● **Exercise task**
Pick out each line in the records below that contains the string "look", treating uppercase and lowercase letters as different.

== Available data ==

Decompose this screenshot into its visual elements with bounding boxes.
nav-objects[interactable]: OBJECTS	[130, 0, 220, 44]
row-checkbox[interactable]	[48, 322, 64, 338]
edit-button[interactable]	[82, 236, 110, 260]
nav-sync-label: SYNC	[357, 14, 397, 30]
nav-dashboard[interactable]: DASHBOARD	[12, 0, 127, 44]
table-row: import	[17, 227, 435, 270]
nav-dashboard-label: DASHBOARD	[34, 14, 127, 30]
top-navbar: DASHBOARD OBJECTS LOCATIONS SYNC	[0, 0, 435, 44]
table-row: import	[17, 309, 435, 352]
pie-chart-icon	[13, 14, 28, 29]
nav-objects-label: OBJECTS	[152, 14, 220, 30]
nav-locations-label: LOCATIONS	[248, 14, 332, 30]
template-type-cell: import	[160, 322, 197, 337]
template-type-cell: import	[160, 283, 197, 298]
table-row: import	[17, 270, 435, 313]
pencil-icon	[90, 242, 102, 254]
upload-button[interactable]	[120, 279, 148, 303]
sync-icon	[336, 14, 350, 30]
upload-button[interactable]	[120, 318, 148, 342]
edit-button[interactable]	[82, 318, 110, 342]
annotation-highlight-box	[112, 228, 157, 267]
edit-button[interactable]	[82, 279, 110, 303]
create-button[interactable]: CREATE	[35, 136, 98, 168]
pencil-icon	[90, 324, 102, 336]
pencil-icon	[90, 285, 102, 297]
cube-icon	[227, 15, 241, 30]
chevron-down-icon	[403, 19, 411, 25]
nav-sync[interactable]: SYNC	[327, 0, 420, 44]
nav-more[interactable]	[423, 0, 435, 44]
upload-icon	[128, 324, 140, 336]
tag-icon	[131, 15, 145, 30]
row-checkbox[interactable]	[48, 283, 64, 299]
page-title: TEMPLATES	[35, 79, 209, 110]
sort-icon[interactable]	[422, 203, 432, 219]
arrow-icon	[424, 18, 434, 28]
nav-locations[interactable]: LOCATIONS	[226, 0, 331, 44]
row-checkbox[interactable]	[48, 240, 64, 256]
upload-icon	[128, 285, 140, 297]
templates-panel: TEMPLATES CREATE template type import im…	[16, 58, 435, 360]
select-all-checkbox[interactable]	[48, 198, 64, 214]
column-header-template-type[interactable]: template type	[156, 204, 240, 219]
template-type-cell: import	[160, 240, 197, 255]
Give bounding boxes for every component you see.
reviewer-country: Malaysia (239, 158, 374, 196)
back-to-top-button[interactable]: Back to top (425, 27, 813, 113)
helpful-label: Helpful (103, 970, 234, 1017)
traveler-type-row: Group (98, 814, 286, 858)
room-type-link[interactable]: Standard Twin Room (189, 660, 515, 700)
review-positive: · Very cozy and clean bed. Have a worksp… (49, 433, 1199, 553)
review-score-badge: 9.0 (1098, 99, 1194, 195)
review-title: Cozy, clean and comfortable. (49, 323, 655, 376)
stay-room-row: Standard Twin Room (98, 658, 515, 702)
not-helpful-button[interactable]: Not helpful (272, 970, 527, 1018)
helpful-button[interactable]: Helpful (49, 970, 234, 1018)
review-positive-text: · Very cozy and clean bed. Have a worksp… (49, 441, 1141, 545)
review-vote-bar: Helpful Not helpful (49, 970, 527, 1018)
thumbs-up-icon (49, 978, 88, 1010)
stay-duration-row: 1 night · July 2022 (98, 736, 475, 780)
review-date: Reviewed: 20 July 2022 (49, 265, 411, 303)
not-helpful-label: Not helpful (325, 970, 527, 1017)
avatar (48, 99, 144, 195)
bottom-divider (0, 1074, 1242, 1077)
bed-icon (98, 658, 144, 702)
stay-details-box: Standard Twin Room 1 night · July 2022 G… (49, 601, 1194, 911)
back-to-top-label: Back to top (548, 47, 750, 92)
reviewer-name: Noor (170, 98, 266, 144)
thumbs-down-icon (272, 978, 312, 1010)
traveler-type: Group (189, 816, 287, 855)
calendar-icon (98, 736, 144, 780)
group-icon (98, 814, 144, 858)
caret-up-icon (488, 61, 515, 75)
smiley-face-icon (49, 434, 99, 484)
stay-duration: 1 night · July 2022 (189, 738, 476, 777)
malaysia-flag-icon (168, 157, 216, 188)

===
== Available data ==

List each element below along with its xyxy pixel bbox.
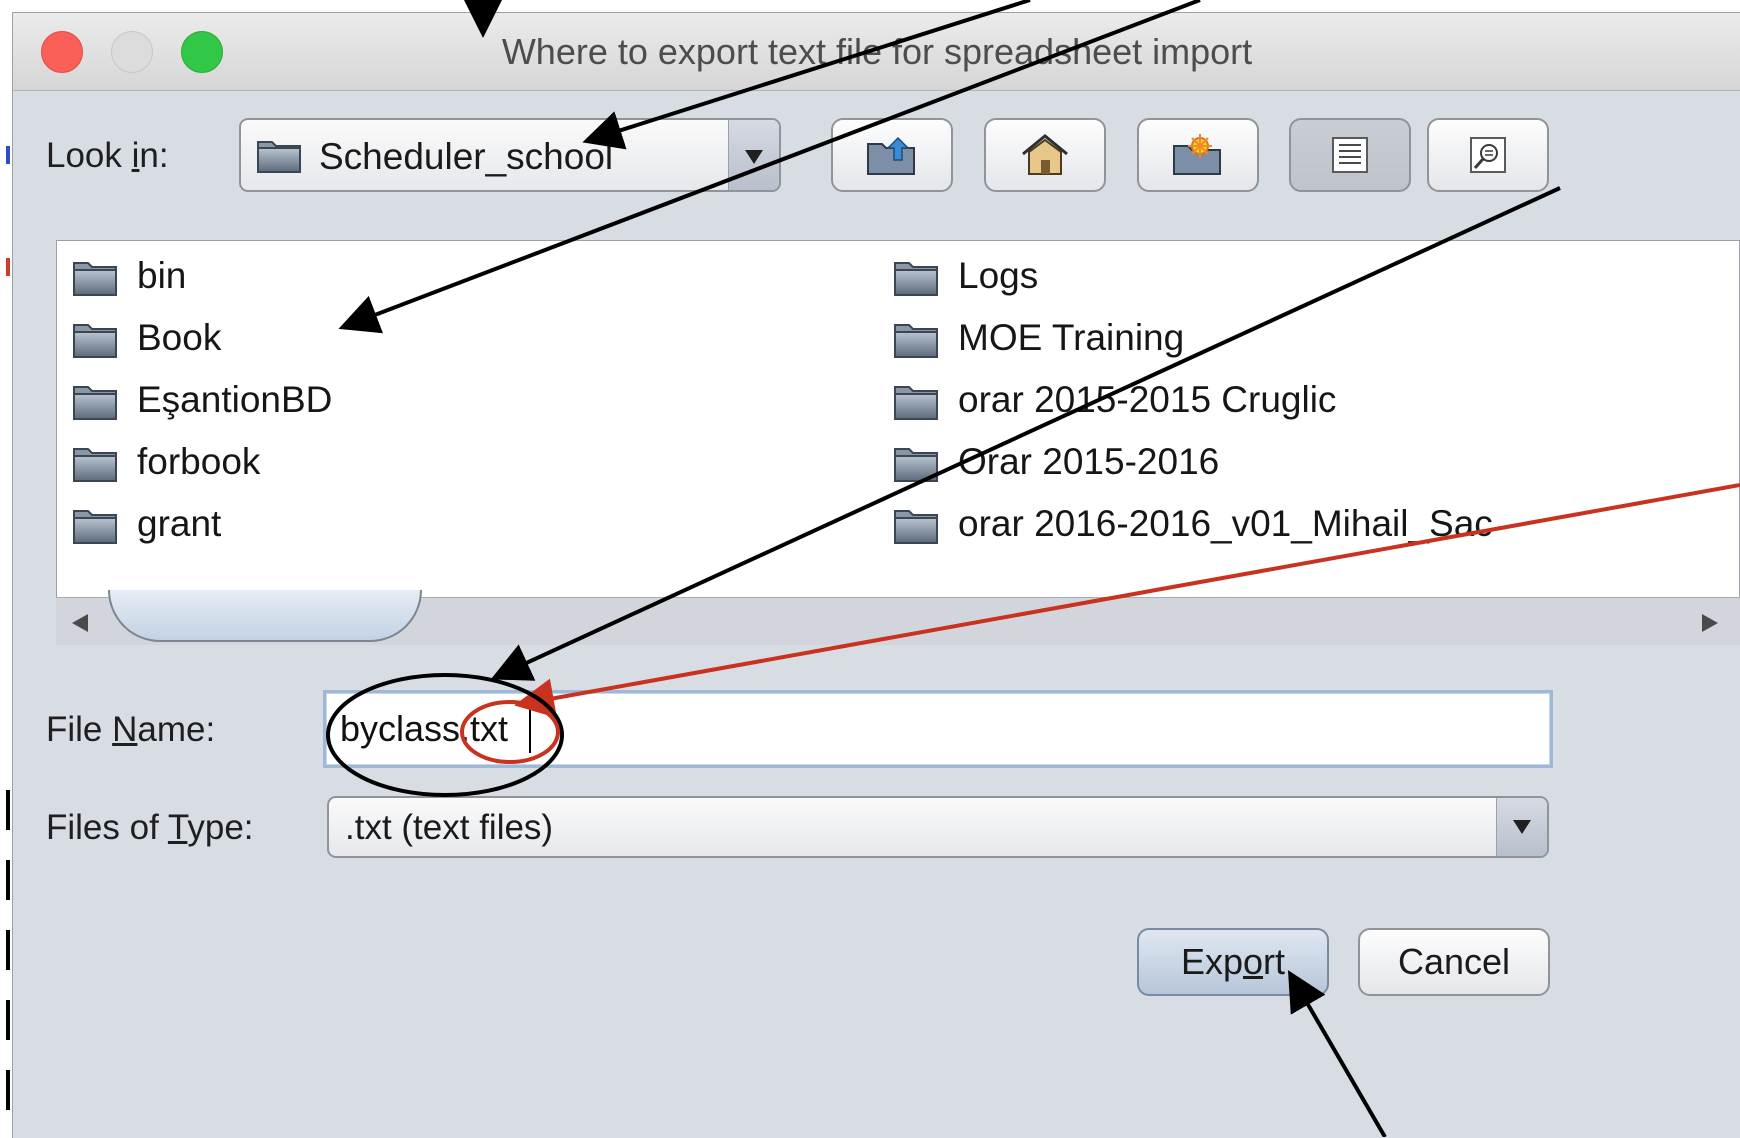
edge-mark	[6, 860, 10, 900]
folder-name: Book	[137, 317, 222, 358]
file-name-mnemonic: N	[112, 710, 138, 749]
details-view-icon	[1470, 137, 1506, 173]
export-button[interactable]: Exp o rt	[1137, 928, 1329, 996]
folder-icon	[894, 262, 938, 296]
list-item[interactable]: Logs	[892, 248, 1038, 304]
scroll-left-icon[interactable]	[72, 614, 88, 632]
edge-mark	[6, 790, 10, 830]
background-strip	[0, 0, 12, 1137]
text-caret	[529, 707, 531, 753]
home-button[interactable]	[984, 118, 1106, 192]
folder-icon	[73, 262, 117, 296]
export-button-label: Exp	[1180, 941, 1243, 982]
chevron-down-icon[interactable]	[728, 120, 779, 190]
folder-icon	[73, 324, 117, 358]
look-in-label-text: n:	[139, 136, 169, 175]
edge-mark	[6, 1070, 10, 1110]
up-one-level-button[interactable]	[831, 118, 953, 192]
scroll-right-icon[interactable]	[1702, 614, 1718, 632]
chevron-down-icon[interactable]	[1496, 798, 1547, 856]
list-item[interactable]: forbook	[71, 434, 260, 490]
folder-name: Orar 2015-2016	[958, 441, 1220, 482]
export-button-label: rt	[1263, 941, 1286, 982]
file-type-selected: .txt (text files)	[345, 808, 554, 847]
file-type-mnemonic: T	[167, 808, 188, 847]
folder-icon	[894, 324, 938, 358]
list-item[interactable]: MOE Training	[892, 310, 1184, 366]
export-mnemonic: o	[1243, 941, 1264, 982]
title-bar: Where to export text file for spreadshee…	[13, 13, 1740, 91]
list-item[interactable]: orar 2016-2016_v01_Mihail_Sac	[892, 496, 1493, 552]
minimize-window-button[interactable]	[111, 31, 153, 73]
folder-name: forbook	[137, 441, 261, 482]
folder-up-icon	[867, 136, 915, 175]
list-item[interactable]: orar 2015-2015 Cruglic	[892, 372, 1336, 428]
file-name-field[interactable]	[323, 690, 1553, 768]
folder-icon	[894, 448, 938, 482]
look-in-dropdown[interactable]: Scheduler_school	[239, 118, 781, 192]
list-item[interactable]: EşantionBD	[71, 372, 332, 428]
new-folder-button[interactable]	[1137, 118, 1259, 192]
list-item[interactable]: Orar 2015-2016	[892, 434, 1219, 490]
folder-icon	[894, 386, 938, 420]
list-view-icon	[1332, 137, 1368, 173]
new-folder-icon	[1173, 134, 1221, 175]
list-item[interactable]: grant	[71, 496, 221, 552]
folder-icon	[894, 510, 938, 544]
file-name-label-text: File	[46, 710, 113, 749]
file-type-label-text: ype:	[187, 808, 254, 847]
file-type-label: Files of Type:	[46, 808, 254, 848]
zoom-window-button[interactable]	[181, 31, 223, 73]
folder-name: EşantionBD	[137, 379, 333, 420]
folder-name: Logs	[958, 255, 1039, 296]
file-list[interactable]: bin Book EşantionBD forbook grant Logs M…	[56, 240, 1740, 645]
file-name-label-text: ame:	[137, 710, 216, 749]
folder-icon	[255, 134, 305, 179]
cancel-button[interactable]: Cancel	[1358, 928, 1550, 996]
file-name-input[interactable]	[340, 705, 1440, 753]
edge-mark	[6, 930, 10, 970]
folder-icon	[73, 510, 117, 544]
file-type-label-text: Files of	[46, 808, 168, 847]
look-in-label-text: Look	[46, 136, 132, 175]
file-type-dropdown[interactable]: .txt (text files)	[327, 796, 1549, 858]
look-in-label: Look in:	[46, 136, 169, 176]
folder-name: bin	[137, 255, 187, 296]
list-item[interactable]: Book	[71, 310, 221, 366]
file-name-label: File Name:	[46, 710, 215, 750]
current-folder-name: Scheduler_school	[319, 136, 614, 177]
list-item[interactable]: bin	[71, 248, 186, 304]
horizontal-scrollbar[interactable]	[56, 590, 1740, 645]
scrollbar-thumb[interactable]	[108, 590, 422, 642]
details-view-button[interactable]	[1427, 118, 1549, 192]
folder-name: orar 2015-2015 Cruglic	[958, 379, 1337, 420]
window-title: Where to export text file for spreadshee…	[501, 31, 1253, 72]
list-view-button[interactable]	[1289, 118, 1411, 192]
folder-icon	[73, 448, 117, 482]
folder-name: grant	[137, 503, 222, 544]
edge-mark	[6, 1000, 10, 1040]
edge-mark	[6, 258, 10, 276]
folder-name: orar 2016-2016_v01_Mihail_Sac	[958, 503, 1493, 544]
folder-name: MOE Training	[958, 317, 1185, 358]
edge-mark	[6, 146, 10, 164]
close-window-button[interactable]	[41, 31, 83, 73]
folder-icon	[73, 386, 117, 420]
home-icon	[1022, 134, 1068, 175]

===
== Available data ==

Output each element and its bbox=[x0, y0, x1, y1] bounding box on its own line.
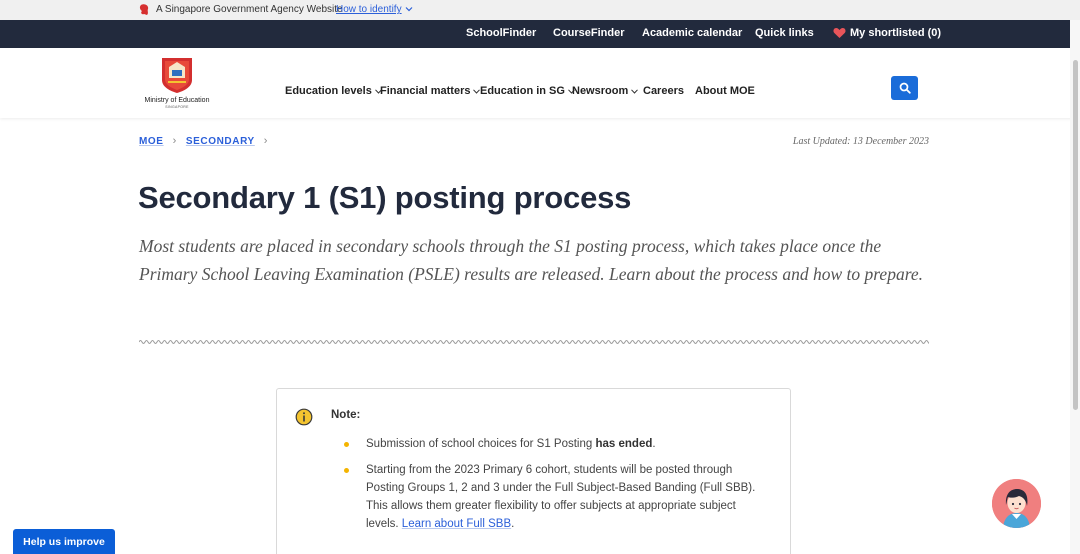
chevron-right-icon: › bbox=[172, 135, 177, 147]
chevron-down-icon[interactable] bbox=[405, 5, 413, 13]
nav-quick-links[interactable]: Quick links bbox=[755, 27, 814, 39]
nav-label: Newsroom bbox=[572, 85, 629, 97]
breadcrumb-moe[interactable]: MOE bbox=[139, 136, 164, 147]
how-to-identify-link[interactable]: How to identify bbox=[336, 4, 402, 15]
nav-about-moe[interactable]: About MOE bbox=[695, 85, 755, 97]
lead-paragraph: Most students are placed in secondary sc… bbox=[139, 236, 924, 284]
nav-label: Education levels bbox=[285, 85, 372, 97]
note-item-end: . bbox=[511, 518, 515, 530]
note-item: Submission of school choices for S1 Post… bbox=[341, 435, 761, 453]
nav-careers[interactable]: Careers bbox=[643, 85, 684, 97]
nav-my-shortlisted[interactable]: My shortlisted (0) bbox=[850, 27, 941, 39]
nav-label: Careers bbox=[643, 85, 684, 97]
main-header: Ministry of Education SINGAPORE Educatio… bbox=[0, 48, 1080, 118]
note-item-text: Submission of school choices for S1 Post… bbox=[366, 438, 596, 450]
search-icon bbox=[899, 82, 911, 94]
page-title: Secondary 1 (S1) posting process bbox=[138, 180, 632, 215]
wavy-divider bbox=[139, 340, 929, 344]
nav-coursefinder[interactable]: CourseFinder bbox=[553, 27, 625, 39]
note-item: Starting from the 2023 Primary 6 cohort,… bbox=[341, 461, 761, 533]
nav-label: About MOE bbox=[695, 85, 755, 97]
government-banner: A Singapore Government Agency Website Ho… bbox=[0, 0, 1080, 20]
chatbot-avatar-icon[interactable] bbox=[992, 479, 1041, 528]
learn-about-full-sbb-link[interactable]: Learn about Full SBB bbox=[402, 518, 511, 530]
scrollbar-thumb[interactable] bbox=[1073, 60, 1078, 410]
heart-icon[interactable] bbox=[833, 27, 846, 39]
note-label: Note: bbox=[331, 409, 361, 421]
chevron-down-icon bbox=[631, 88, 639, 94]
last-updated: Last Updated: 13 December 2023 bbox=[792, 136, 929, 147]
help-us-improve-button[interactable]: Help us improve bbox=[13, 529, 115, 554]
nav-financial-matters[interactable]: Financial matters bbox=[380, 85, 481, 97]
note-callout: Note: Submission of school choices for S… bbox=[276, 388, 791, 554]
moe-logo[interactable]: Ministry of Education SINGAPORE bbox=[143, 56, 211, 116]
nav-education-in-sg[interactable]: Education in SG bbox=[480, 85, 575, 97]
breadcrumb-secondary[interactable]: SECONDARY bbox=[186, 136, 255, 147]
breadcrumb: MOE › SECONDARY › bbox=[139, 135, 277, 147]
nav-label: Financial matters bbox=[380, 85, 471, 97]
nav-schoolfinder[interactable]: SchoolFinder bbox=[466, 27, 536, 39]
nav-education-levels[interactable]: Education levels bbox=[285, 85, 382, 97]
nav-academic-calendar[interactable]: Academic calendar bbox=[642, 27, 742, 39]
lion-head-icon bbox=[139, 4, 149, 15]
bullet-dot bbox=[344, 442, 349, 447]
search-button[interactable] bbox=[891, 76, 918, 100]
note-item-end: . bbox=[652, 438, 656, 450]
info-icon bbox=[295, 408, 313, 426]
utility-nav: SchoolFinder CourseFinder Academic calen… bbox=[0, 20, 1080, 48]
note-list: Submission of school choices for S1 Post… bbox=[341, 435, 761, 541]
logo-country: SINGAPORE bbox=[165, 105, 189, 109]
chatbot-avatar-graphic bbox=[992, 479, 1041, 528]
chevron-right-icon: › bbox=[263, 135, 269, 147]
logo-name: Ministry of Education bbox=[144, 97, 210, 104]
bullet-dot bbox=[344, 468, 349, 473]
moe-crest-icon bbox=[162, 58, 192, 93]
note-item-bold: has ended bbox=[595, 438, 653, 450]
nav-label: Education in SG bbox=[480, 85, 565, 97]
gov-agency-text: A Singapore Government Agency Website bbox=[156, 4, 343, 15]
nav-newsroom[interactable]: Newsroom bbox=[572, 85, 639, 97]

===

● **Exercise result**
look-in-label-text: n:	[139, 136, 169, 175]
look-in-dropdown[interactable]: Scheduler_school	[239, 118, 781, 192]
look-in-label-text: Look	[46, 136, 132, 175]
look-in-label: Look in:	[46, 136, 169, 176]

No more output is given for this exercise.